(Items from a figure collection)
────────────────────────────────────────

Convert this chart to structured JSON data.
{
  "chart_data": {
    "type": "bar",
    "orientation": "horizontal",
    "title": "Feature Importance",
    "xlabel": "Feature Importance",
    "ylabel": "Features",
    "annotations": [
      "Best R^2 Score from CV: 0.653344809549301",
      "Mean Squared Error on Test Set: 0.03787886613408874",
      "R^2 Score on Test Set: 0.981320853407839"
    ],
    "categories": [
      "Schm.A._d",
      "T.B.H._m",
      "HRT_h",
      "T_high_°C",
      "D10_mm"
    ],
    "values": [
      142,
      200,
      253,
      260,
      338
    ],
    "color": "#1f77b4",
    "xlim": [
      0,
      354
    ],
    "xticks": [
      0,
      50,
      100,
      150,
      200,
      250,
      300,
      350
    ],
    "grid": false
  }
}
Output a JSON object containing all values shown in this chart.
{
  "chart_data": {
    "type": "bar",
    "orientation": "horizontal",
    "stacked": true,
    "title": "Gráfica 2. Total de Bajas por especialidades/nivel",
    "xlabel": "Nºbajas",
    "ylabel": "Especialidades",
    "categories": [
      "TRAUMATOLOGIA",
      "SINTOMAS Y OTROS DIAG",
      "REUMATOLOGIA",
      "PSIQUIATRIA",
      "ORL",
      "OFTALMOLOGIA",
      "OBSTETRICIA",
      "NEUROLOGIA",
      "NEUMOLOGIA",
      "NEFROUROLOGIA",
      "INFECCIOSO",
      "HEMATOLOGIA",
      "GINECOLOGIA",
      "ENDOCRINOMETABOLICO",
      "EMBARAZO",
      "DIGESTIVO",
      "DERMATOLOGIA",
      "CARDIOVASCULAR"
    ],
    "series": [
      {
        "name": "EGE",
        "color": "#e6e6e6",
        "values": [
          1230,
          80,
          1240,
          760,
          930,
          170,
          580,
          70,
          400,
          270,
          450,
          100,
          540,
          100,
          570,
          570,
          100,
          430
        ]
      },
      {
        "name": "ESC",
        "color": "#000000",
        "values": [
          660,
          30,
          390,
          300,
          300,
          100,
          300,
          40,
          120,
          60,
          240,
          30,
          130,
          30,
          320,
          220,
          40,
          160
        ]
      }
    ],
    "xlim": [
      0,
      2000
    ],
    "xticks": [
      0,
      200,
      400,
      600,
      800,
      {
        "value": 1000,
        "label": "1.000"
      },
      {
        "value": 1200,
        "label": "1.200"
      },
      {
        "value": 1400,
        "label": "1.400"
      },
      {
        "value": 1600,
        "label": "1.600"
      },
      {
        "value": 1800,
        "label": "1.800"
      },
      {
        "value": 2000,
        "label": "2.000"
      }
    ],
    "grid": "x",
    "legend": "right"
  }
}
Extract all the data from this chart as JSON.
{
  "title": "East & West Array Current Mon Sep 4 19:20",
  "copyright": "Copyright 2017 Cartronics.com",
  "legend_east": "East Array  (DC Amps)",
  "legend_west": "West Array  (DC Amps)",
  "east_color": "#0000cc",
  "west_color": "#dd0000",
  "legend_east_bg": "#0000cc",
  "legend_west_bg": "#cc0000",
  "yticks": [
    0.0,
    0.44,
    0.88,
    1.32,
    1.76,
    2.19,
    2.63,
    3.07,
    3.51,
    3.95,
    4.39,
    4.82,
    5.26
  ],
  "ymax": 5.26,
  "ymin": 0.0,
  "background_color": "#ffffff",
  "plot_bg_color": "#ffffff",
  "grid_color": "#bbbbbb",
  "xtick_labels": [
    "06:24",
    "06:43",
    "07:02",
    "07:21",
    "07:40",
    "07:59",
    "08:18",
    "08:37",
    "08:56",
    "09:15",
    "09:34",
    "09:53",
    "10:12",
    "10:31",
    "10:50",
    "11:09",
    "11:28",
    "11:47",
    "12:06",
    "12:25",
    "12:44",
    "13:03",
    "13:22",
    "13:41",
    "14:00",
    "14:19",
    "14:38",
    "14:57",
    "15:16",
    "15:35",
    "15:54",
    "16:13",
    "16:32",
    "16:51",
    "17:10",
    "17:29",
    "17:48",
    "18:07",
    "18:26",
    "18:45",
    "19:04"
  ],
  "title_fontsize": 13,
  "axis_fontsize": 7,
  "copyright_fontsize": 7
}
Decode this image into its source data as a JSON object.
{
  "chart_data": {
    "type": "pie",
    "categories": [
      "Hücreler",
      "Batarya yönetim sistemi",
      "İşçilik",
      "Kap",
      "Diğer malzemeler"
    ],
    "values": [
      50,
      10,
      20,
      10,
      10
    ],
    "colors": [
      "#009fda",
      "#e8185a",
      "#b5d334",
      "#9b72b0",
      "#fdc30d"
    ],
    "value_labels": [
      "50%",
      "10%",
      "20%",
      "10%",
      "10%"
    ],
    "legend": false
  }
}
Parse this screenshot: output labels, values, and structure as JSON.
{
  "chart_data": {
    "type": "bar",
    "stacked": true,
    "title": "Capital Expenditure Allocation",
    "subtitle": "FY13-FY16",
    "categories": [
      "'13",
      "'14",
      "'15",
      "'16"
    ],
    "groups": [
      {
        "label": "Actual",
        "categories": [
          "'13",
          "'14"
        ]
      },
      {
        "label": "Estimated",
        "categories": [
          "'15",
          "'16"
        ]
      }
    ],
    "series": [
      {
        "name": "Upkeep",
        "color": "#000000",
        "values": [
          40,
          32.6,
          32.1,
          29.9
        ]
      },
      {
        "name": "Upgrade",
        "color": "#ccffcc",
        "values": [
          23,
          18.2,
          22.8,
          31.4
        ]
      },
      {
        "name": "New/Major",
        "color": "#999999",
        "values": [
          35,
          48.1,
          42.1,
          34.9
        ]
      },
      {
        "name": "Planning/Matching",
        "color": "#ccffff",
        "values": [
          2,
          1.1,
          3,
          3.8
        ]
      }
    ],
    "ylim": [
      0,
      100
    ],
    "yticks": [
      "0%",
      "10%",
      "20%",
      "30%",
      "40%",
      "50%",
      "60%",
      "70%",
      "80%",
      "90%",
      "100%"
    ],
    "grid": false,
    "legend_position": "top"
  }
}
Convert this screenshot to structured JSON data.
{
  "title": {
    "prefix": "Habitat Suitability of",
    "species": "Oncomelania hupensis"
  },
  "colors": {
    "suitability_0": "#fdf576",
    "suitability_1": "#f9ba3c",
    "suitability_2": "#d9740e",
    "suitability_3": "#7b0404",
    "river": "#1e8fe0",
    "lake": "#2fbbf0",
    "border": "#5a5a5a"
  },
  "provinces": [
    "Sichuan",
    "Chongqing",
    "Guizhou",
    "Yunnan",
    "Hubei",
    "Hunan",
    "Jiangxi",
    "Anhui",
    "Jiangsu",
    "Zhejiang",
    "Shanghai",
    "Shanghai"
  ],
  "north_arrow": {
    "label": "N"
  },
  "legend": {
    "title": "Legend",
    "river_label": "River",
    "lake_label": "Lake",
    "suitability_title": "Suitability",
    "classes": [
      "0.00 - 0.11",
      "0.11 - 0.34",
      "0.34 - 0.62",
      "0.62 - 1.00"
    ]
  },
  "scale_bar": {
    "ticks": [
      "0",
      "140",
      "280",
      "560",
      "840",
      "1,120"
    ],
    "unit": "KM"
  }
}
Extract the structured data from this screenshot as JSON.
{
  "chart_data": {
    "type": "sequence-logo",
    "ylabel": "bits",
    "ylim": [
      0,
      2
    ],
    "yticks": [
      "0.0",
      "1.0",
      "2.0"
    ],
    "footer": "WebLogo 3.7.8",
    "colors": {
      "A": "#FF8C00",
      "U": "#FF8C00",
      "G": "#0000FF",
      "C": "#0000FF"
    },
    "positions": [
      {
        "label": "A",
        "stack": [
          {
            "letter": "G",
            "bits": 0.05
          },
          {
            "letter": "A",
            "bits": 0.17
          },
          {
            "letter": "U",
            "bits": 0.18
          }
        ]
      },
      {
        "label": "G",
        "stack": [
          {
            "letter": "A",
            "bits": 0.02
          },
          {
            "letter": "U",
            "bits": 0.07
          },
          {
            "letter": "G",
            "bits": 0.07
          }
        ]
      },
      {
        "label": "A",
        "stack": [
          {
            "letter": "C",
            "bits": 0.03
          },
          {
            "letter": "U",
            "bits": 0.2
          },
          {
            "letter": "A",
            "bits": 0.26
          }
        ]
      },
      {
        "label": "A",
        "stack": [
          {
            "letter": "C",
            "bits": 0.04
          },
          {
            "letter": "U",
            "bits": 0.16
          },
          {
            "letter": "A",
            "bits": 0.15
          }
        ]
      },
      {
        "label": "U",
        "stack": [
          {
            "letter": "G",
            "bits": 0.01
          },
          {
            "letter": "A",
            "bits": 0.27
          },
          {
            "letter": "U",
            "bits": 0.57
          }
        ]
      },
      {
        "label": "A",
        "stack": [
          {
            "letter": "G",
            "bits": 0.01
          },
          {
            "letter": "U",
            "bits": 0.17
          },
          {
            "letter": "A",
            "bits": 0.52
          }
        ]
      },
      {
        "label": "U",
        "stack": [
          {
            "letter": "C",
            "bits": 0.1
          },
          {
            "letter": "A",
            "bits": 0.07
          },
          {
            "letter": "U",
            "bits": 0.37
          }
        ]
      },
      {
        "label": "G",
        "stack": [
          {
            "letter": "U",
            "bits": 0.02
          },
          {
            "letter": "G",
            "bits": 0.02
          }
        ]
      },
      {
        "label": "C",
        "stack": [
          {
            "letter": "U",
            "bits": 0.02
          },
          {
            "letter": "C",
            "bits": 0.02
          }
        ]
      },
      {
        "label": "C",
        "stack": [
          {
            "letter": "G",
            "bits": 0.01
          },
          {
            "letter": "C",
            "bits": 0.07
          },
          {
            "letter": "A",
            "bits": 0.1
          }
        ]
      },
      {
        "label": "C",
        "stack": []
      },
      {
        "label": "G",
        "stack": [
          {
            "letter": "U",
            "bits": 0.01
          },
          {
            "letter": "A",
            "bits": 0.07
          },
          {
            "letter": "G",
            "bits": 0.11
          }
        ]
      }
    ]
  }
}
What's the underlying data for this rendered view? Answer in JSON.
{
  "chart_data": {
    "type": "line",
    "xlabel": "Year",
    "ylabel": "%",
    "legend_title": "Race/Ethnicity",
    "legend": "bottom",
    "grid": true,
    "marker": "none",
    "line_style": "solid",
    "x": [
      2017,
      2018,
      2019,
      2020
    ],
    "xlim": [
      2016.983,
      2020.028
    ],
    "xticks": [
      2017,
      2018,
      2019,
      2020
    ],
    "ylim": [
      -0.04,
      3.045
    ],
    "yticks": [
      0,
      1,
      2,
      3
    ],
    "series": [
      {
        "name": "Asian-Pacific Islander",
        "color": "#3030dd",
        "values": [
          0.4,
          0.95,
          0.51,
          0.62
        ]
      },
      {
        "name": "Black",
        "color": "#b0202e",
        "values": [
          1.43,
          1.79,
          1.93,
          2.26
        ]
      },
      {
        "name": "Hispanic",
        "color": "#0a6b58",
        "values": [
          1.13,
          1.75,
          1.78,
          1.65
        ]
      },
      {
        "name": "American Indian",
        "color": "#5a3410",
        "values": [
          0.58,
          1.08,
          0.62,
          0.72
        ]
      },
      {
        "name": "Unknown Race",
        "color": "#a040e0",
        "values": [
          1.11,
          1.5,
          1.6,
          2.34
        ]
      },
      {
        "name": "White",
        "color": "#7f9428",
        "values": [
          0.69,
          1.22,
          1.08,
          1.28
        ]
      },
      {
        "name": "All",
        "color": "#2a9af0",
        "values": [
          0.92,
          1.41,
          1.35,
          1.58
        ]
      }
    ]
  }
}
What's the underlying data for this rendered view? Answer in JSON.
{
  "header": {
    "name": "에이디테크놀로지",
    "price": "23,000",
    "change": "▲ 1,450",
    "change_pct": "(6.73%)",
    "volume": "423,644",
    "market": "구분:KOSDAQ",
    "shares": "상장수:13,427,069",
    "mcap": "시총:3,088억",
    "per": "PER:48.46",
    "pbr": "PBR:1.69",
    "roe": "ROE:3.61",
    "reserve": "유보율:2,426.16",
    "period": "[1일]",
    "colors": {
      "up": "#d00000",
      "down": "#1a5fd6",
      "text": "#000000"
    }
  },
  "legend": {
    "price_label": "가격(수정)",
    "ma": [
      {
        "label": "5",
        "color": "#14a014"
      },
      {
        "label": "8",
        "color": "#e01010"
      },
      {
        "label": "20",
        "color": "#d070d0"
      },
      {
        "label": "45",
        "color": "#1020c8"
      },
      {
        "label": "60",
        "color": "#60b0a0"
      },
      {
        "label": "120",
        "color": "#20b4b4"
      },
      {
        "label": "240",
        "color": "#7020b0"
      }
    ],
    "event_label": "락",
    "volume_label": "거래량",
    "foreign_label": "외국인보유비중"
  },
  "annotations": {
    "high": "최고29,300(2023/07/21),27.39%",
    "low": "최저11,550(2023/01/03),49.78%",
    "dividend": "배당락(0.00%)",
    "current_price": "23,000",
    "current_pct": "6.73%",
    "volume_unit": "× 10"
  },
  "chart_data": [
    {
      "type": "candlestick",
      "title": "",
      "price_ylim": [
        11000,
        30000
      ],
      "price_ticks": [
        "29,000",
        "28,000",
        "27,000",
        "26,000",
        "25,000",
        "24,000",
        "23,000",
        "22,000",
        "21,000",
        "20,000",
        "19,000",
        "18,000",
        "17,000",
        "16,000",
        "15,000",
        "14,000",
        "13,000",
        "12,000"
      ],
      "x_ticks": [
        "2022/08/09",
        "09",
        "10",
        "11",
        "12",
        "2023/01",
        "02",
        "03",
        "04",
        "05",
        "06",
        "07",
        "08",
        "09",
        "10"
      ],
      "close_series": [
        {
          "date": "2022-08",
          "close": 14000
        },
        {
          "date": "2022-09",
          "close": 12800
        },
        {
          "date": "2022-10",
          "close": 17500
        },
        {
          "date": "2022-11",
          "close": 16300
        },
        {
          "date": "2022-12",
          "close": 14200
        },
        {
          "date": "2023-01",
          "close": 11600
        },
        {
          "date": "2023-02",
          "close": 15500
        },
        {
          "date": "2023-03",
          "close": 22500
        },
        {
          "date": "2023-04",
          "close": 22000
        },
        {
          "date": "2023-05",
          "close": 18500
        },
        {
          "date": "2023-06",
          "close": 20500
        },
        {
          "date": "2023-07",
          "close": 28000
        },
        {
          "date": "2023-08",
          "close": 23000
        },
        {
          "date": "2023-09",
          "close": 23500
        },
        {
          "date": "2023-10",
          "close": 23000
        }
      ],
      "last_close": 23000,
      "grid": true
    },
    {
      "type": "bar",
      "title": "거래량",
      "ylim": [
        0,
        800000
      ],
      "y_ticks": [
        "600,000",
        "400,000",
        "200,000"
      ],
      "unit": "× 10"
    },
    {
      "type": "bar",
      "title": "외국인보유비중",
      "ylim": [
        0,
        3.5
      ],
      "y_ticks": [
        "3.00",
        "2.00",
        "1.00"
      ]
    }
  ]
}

────────────────────────────────────────

_SHORT PROBLEM_. Go through the material above and count the lines that include "screenshot". Give the number alone.

_PROBLEM SOLUTION_. 3